Information shown:
──────────────────────────────

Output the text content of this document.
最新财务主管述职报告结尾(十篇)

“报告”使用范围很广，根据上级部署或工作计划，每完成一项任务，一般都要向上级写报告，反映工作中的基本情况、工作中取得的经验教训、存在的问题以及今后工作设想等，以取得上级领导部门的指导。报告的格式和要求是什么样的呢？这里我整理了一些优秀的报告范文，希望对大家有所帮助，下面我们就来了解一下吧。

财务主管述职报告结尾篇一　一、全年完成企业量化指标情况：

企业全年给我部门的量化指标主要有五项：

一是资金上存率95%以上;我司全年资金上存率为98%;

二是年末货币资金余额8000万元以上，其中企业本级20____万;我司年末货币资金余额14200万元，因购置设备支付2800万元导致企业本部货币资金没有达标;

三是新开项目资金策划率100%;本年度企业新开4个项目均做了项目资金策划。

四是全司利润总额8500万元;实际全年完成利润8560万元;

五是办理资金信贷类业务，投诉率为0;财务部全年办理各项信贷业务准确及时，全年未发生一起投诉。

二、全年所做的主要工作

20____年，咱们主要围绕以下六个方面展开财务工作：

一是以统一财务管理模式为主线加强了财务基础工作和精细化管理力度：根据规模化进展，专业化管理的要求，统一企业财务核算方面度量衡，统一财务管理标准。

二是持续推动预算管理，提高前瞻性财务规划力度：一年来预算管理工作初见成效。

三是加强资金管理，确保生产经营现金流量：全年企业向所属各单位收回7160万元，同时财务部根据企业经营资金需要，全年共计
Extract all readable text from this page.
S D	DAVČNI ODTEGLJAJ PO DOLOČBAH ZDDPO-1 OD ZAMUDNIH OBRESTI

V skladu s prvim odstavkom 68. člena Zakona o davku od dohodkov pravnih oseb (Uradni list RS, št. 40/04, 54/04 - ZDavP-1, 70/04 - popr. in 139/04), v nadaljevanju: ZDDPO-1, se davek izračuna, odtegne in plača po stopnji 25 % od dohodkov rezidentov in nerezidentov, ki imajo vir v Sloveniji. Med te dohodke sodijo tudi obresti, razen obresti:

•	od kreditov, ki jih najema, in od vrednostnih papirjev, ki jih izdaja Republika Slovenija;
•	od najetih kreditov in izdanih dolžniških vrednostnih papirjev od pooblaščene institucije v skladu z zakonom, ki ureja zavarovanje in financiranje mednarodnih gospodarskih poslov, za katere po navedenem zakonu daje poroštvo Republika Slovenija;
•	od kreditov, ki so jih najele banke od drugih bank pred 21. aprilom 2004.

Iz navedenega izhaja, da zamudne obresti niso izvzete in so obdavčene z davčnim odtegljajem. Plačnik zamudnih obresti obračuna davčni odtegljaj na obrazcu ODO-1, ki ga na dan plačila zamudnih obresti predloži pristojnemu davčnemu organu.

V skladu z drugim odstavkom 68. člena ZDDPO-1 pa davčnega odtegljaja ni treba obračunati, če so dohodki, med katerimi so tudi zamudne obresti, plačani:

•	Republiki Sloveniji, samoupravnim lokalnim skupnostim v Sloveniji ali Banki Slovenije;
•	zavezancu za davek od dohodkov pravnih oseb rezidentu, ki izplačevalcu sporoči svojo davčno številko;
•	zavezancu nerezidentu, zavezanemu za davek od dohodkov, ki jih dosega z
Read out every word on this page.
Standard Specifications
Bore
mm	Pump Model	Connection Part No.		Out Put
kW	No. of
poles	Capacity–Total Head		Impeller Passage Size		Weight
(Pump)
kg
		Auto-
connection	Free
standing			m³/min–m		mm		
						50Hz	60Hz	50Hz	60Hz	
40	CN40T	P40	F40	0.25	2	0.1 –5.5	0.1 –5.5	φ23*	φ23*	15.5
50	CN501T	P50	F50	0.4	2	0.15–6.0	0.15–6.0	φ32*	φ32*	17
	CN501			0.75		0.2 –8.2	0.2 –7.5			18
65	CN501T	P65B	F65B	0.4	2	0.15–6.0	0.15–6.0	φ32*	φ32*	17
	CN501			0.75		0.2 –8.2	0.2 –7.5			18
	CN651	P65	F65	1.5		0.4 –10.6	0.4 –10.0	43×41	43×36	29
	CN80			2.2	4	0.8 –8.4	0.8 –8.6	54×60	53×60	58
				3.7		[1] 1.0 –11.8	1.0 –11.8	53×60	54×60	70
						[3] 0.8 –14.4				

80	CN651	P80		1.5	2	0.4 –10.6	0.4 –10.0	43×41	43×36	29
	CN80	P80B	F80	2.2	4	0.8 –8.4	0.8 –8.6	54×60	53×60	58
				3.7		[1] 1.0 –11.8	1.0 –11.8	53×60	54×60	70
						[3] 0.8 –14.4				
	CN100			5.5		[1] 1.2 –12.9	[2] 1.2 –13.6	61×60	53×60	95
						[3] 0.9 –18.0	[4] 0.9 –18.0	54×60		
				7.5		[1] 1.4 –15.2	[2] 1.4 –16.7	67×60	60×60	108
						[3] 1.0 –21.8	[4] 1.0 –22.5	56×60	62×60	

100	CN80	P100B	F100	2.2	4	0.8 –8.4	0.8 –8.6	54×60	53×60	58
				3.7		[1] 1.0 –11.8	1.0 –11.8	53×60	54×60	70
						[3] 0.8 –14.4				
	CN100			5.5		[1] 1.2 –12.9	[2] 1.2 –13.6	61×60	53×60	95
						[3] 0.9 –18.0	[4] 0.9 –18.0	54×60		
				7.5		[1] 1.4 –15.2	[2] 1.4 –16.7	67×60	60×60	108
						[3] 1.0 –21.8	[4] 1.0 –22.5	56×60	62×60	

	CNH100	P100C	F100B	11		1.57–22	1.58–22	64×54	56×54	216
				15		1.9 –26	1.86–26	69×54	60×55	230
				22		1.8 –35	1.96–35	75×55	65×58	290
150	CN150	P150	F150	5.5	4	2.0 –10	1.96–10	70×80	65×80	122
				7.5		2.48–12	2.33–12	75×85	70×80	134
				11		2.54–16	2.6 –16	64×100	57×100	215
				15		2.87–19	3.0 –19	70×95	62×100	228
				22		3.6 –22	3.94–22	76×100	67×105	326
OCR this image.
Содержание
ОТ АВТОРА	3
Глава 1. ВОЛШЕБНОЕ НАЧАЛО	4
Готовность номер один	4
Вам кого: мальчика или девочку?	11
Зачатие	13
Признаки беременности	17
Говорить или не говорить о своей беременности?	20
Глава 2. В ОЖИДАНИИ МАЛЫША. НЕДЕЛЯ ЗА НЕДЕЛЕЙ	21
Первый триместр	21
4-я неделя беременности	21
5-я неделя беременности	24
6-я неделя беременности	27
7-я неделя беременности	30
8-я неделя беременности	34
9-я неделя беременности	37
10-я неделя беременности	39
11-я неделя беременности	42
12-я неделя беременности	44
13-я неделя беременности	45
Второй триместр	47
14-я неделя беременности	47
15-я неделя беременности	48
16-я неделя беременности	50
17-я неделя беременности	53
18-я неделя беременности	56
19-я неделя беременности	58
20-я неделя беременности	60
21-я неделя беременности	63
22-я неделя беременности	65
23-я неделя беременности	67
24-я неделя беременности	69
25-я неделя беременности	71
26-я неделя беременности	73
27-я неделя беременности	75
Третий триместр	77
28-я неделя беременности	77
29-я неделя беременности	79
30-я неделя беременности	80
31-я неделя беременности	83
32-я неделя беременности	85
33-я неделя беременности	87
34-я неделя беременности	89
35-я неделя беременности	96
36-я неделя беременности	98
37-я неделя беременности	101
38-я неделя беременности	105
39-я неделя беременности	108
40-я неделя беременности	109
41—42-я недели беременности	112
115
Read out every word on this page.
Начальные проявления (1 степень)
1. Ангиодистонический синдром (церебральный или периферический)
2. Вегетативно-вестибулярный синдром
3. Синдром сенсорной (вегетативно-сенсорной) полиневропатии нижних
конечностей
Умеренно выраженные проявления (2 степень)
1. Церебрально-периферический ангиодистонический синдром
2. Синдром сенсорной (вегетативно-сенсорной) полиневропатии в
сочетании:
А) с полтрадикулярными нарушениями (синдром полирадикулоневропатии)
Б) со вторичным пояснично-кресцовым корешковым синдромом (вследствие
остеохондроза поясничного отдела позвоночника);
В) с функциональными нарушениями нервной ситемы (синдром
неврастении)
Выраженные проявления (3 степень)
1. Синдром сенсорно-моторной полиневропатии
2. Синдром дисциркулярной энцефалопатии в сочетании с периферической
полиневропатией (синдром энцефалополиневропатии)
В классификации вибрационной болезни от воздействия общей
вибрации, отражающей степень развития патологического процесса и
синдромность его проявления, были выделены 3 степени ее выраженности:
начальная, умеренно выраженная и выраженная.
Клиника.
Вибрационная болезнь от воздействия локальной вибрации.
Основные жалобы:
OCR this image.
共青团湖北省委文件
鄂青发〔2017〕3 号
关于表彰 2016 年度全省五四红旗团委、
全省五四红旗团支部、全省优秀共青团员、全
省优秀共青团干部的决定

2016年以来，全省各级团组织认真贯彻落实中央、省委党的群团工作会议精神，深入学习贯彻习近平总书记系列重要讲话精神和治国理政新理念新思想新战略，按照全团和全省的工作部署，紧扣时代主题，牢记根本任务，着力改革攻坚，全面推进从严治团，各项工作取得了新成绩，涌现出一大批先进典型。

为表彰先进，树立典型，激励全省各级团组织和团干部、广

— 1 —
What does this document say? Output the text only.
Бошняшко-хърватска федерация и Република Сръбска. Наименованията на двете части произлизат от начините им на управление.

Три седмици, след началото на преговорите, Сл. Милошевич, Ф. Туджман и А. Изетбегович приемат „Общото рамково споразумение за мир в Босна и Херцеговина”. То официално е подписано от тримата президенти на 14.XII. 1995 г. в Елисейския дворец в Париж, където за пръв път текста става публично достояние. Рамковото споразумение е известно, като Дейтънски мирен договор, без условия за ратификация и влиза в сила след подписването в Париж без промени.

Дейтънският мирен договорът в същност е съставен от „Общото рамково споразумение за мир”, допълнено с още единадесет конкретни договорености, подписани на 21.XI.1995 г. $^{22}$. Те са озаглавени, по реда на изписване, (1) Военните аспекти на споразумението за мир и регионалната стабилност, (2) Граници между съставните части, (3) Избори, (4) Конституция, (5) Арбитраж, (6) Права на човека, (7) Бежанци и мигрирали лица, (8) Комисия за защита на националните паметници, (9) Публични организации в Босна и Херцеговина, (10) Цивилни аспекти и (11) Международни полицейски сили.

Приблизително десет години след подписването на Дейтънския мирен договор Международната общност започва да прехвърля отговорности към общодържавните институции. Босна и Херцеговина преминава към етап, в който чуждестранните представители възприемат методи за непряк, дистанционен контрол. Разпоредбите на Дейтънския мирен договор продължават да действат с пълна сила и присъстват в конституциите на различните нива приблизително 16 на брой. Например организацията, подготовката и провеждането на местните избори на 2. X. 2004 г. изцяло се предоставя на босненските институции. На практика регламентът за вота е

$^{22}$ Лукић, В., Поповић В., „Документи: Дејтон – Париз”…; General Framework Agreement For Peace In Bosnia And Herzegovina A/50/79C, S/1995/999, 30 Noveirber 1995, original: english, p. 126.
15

──────────────────────────────

Stated problem:
Check each line of the entries above, and show every one holding the word "сочетании".

Full response:
сочетании:
2. Синдром дисциркулярной энцефалопатии в сочетании с периферической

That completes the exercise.